***** Ausgewählter Auszug

Galston: Eines der Dinge, die die eigentlichen Probleme überdeckt haben, war die dominante Position der Demokraten im US-Kongress. Der Senat war ein bisschen wechselhaft, aber im Repräsentantenhaus hatten die Demokraten in den späten 1980er-Jahren seit über 30 Jahren durchgehend die Mehrheit – und sie sollten sie noch weitere sechs Jahre behalten. In The Politics of Evasion haben wir vor dem gewarnt, was wir „den Mythos der Bastion Kongress“ genannt haben – also die Vorstellung, dass die Demokraten im Kongress auf Dauer stark bleiben könnten, selbst wenn sie auf nationaler Ebene an Glaubwürdigkeit verlieren. Als die Demokraten dann die Kontrolle über den Kongress verloren, waren wir zwar enttäuscht, aber nicht völlig überrascht. Und natürlich hatten wir ja auch die Kontrolle über den Senat erst verloren, dann zurückgewonnen und dann wieder verloren. Es war klar, dass das Eis zu brechen begann – und dass es nicht mehr dick genug war, um darauf zu stehen. Aber die Frage, was man tun sollte, war damit noch lange nicht beantwortet.

**********
***** Quellenmaterial

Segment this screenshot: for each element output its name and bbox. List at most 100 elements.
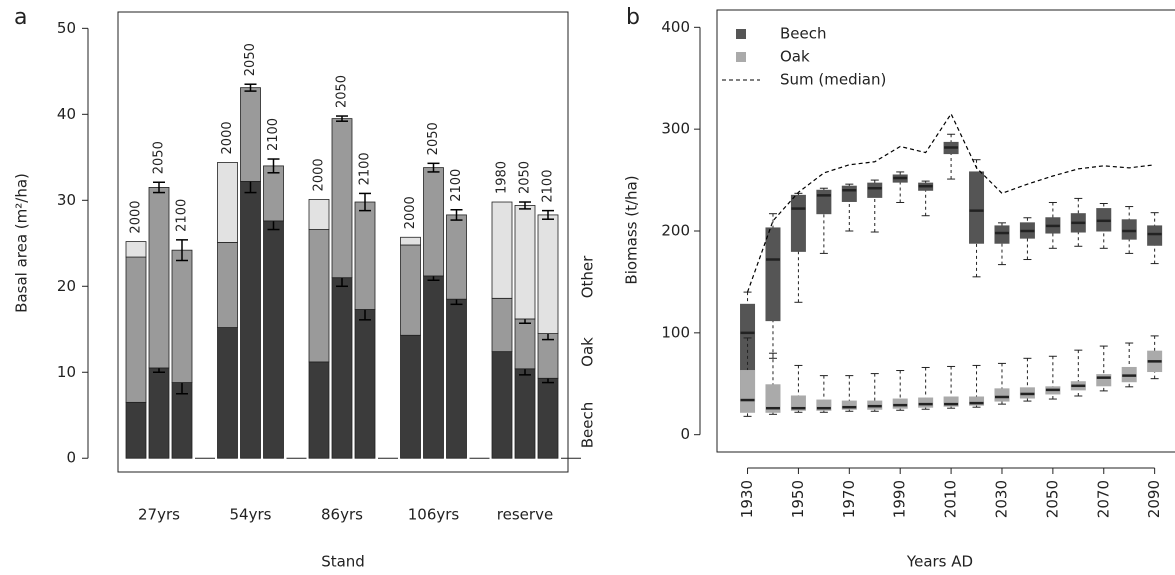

**********

**Die Aufgabe**
Wie wird im Auszug über den US-Kongress die Vorstellung bezeichnet, die Demokraten könnten im Kongress auf Dauer stark bleiben, obwohl sie auf nationaler Ebene an Glaubwürdigkeit verlieren?

**Lösung der Aufgabe**
Als „den Mythos der Bastion Kongress“.